[Task instructions]: Convert the stretch from the start of the records through the line containing "1057, 364, 1081]" into a numbered list, omitting any blank lines.

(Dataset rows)
<<<<

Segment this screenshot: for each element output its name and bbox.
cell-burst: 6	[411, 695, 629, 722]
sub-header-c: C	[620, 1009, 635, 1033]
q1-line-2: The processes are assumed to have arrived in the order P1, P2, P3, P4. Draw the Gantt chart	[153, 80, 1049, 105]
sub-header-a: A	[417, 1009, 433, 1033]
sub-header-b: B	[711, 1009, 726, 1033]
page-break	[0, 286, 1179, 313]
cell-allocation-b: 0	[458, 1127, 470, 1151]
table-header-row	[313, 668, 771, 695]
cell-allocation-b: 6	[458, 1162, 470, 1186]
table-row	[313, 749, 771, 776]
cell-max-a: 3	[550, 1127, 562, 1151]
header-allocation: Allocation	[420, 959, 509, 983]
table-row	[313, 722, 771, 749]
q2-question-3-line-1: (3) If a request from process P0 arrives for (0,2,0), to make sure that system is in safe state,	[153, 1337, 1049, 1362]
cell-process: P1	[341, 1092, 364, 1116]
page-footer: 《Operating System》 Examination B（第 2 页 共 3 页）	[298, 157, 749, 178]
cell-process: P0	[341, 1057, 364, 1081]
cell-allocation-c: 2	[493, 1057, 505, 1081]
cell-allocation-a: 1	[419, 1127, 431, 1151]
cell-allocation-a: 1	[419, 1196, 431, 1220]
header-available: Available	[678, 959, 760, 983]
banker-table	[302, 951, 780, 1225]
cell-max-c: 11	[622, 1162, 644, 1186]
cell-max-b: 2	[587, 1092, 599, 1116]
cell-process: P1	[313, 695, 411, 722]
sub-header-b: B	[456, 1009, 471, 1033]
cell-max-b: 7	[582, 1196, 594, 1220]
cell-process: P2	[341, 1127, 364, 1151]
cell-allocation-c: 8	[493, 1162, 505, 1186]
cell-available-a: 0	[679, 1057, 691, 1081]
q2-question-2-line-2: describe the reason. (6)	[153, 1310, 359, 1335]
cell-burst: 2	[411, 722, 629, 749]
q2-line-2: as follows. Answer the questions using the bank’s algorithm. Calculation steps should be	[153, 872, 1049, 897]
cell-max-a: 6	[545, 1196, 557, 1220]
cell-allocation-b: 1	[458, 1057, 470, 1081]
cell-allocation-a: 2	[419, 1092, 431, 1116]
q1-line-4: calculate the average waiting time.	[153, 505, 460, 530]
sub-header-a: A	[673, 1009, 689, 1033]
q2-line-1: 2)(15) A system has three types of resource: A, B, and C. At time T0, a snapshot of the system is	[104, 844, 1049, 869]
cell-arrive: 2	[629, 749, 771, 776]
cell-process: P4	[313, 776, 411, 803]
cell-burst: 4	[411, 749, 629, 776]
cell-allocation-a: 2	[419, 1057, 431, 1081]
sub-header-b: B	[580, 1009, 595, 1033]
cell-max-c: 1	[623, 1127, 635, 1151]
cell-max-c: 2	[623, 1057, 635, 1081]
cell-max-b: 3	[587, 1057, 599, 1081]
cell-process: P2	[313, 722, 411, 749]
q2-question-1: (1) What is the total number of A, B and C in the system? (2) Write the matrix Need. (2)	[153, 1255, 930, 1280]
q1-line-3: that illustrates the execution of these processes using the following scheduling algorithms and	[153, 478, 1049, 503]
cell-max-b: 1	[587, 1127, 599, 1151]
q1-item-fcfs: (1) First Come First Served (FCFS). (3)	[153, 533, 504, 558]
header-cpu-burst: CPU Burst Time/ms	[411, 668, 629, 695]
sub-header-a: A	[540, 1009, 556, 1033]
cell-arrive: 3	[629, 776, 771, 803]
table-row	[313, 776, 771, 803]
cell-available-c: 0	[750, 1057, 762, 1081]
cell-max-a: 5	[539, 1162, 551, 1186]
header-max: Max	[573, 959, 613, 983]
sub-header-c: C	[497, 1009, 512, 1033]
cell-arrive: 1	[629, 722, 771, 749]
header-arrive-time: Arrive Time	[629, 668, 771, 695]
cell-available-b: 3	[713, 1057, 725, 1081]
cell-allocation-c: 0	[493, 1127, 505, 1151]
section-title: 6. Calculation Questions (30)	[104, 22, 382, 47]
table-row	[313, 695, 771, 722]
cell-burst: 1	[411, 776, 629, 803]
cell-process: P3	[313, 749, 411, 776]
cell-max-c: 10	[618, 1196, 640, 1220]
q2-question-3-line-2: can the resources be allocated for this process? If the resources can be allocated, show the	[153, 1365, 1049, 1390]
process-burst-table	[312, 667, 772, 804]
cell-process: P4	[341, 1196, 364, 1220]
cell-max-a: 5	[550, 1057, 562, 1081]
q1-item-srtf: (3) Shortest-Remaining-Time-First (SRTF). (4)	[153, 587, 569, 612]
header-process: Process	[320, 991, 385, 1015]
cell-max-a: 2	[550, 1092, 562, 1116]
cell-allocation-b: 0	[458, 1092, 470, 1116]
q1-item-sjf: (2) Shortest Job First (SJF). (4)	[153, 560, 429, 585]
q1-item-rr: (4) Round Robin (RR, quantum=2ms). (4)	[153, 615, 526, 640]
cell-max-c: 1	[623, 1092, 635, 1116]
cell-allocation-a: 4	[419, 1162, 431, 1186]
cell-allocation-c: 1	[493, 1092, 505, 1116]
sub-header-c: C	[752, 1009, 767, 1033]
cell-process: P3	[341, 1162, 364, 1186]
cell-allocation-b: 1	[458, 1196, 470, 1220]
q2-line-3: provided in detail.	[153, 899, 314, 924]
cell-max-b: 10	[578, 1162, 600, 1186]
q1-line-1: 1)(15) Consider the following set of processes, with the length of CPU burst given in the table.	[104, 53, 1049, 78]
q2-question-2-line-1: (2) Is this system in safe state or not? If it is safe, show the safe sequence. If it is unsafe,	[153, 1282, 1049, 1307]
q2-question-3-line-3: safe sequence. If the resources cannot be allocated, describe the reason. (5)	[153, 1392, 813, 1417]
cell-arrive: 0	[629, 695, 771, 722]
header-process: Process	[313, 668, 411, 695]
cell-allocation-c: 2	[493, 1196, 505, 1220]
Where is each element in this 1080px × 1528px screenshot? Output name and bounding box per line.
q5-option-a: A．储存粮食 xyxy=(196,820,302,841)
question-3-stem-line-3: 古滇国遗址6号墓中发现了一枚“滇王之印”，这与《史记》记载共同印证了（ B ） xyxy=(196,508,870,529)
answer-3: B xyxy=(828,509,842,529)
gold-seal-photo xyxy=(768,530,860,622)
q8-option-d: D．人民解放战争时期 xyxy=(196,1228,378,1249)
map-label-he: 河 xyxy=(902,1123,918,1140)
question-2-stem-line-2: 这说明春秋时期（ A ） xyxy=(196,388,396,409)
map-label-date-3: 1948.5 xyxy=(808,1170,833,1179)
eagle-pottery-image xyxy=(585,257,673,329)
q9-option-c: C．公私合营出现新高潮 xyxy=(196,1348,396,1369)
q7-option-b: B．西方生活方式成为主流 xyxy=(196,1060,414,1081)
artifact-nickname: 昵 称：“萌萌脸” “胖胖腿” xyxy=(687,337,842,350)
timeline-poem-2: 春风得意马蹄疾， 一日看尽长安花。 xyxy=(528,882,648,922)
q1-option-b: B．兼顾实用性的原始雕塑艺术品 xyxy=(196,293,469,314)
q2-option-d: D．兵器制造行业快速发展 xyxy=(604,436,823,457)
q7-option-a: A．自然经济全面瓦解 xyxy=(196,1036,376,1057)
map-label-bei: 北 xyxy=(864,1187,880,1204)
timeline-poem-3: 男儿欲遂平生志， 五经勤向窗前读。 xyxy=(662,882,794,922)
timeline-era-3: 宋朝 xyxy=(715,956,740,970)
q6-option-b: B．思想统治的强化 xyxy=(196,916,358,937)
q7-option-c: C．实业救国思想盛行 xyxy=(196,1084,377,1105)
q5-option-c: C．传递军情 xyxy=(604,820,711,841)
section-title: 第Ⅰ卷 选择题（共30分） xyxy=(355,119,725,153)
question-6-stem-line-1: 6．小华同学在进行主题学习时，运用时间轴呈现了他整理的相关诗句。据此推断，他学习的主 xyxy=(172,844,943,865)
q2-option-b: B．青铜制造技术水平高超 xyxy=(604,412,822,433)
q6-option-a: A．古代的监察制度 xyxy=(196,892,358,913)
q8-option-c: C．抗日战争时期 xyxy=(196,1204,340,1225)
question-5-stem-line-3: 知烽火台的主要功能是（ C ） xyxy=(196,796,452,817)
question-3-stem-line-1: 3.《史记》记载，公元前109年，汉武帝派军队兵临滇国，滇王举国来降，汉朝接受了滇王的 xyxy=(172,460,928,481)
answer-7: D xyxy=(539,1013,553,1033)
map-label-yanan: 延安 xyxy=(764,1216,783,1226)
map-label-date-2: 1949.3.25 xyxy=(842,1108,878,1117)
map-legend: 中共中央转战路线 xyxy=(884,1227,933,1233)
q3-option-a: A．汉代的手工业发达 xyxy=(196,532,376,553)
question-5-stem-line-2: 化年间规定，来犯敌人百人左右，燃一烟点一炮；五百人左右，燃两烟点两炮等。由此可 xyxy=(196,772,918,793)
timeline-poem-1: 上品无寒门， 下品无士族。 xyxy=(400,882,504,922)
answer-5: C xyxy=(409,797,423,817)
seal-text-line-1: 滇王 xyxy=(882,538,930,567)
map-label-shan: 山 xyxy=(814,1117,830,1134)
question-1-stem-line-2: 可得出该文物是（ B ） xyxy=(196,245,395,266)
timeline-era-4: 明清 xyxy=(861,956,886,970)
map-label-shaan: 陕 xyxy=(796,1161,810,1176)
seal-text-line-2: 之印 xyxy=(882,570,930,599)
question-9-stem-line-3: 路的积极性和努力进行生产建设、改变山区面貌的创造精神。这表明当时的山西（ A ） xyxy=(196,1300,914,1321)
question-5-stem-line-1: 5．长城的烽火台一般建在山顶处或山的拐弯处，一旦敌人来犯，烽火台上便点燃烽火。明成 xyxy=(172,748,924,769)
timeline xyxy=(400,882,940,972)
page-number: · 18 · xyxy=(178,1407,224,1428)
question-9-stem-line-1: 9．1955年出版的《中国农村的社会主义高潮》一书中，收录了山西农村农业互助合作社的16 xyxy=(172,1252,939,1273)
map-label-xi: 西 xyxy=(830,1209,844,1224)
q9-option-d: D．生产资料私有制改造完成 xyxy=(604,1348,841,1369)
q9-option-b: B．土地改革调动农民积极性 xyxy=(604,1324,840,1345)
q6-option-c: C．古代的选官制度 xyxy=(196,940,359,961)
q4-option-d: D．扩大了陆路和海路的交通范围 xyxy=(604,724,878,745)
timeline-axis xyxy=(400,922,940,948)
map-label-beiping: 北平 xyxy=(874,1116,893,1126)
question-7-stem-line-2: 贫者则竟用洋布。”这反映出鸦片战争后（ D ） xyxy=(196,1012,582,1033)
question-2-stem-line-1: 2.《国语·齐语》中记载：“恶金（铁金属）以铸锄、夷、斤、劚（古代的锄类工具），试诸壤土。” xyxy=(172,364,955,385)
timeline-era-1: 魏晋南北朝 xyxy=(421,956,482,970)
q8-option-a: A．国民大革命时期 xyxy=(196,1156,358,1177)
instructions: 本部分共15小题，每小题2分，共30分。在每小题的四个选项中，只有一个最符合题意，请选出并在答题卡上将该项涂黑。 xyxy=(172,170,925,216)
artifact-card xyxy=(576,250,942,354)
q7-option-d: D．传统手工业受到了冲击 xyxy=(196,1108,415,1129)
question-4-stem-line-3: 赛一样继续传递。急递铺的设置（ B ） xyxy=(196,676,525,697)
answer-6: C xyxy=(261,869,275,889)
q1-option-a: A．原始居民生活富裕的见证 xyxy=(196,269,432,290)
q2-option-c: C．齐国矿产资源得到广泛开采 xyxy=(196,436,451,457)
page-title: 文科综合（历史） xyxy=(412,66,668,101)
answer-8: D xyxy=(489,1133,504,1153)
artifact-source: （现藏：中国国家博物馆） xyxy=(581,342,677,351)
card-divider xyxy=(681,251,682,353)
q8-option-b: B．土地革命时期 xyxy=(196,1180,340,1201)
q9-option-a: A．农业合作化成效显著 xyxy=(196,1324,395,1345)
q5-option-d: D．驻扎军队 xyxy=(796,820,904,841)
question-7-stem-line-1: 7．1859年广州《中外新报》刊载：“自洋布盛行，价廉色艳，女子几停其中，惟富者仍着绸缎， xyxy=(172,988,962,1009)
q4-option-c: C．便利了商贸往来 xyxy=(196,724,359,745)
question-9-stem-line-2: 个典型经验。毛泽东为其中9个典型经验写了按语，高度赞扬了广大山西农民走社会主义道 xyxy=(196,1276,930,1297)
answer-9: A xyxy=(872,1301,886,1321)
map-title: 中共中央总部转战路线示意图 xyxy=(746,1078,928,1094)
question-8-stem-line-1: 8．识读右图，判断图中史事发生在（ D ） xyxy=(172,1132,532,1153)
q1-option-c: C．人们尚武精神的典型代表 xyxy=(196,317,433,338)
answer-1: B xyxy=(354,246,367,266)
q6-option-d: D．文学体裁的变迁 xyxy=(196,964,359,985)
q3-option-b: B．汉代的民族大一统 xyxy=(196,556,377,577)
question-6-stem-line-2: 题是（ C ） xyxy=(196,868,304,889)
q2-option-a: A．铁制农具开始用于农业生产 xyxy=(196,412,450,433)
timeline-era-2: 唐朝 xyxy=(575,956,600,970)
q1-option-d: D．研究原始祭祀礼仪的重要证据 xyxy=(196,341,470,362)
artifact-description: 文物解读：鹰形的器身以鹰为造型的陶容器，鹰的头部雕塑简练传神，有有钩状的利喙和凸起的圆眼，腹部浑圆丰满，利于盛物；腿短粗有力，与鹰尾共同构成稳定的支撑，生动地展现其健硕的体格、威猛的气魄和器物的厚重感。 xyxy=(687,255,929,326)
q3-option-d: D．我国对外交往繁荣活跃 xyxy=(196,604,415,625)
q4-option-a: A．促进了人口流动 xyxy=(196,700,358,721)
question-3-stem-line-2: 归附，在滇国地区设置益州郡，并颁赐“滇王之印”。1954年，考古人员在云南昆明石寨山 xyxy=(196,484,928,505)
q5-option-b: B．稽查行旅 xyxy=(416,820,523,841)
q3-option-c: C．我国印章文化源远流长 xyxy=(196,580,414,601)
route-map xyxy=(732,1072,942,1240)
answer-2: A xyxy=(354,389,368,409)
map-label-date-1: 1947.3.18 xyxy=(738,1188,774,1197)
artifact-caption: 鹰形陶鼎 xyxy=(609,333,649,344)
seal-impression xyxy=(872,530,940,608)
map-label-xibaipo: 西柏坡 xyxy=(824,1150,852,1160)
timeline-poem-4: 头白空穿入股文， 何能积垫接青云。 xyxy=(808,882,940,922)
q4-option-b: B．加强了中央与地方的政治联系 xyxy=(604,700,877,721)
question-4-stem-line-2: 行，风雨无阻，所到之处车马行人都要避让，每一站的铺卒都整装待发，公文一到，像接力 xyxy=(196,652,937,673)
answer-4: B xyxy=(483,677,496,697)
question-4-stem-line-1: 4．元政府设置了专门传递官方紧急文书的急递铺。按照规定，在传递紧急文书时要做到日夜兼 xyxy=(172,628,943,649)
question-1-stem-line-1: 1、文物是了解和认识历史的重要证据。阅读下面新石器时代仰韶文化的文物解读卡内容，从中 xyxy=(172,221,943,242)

>>>>

[Result of the task]:
1. Segment this screenshot: for each element output its name and bbox.
2. cell-burst: 6	[411, 695, 629, 722]
3. sub-header-c: C	[620, 1009, 635, 1033]
4. q1-line-2: The processes are assumed to have arrived in the order P1, P2, P3, P4. Draw the Gantt chart	[153, 80, 1049, 105]
5. sub-header-a: A	[417, 1009, 433, 1033]
6. sub-header-b: B	[711, 1009, 726, 1033]
7. page-break	[0, 286, 1179, 313]
8. cell-allocation-b: 0	[458, 1127, 470, 1151]
9. table-header-row	[313, 668, 771, 695]
10. cell-allocation-b: 6	[458, 1162, 470, 1186]
11. table-row	[313, 749, 771, 776]
12. cell-max-a: 3	[550, 1127, 562, 1151]
13. header-allocation: Allocation	[420, 959, 509, 983]
14. table-row	[313, 722, 771, 749]
15. q2-question-3-line-1: (3) If a request from process P0 arrives for (0,2,0), to make sure that system is in safe state,	[153, 1337, 1049, 1362]
16. cell-process: P1	[341, 1092, 364, 1116]
17. page-footer: 《Operating System》 Examination B（第 2 页 共 3 页）	[298, 157, 749, 178]
18. cell-process: P0	[341, 1057, 364, 1081]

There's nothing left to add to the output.